Exercise material:
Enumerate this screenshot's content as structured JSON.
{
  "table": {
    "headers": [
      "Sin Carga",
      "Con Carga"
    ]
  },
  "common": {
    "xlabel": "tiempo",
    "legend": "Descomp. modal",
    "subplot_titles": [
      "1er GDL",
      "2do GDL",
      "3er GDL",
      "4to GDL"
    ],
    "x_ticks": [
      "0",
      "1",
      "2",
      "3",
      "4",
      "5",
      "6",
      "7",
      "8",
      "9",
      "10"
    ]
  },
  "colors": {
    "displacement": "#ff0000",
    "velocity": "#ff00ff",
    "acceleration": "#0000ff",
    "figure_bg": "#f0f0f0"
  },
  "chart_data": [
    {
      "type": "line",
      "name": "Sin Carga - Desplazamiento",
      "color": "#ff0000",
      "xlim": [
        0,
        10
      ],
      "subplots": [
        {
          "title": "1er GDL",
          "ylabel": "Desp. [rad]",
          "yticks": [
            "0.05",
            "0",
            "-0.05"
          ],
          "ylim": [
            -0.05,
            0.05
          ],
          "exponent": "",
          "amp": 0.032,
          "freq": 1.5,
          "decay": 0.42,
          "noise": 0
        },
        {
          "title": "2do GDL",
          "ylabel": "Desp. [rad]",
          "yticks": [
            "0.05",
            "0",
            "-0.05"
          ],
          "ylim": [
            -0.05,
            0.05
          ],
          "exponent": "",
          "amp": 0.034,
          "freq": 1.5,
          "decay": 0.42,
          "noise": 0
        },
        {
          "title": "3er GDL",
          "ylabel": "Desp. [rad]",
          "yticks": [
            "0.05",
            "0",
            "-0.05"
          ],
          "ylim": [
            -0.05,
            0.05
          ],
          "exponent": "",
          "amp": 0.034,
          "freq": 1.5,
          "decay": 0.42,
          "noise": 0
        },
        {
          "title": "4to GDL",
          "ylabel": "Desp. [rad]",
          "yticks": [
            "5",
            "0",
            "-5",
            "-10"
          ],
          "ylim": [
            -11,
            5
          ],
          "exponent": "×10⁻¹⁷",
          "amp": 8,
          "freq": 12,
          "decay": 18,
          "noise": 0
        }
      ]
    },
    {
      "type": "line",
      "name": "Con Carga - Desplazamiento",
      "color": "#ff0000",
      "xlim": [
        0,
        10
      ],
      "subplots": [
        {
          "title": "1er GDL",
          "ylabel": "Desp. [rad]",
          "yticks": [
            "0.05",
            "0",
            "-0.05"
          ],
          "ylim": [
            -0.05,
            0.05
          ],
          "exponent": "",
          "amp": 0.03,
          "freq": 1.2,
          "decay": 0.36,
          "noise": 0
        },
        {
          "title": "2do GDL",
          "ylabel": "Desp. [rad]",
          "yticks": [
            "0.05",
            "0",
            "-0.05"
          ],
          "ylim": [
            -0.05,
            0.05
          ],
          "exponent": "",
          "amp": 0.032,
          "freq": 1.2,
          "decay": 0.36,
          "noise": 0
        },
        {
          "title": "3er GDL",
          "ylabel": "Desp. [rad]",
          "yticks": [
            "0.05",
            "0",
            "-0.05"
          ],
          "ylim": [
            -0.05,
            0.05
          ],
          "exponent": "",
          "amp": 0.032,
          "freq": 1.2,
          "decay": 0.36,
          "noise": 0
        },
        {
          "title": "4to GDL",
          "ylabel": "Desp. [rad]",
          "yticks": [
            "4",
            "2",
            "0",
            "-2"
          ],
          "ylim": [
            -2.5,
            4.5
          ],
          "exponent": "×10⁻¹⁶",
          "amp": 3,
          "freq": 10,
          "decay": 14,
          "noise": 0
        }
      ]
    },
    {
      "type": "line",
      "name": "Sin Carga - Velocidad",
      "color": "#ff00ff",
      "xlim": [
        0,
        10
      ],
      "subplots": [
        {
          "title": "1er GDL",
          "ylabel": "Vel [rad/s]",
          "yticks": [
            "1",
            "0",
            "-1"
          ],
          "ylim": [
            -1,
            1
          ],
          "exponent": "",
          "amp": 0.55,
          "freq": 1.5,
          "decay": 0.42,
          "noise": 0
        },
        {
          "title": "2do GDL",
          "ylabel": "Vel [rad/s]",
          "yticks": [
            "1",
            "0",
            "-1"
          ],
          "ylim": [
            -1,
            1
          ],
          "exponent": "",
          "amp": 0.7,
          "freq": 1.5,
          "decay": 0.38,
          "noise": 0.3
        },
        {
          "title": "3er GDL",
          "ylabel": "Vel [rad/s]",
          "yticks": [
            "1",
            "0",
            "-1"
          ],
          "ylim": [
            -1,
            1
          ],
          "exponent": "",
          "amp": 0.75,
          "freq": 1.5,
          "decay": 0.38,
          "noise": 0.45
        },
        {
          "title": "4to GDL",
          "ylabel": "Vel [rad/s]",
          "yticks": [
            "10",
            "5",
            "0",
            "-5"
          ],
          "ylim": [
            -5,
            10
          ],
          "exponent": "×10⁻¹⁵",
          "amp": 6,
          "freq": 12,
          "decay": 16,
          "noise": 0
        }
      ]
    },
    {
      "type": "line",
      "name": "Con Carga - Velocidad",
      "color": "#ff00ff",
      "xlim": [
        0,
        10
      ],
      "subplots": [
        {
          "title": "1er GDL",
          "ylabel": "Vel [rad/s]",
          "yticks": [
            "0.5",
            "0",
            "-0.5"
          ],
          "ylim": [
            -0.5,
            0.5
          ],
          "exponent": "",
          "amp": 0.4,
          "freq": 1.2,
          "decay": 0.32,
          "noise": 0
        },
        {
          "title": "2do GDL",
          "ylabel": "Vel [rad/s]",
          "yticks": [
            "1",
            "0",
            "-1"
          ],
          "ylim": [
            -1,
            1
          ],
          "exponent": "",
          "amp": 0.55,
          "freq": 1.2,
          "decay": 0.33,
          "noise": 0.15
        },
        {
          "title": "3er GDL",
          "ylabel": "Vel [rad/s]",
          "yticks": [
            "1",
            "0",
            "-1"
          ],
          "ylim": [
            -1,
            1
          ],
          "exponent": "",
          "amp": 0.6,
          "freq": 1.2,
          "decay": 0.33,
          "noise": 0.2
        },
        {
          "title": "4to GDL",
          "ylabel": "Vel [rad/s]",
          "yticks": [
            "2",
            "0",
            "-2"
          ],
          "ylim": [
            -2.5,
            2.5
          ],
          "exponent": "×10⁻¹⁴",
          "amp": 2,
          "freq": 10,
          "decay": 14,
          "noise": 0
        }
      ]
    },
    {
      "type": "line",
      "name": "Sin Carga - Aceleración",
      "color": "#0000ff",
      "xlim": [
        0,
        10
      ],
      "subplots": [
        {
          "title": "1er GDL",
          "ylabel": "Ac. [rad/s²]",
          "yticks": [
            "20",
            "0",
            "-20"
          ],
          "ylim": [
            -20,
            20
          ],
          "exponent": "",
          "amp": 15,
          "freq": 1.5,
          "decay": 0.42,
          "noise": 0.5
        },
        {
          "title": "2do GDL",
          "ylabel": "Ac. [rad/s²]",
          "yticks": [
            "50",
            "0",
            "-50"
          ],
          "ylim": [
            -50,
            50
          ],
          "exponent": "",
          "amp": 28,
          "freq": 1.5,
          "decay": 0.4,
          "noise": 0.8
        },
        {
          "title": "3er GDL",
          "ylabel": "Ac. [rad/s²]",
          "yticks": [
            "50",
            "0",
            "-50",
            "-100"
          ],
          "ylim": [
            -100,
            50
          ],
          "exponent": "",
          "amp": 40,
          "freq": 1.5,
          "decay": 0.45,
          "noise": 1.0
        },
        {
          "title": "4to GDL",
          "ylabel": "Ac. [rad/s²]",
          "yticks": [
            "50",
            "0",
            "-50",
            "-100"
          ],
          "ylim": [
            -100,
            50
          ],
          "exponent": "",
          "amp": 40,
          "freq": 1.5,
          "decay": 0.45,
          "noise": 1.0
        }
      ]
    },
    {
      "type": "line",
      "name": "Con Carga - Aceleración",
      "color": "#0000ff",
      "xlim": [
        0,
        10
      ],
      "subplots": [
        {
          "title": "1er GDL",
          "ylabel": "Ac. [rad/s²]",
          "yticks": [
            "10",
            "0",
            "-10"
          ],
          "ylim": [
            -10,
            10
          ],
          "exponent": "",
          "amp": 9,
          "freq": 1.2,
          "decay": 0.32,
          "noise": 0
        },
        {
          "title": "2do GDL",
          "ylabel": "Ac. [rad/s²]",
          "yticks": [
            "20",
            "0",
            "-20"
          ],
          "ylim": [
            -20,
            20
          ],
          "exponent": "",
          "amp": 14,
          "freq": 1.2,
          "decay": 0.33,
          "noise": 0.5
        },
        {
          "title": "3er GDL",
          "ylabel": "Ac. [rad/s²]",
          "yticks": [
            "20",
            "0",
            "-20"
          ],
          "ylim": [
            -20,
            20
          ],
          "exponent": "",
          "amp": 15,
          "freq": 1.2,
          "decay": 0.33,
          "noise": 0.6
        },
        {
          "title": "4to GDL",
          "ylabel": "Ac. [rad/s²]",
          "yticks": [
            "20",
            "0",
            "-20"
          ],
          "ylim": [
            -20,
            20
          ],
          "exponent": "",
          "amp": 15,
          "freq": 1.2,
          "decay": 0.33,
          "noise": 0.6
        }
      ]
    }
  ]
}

Prompt: Copy whichever lines in the listing above contain the word "Carga".

Full response:
      "Sin Carga",
      "Con Carga"
      "name": "Sin Carga - Desplazamiento",
      "name": "Con Carga - Desplazamiento",
      "name": "Sin Carga - Velocidad",
      "name": "Con Carga - Velocidad",
      "name": "Sin Carga - Aceleración",
      "name": "Con Carga - Aceleración",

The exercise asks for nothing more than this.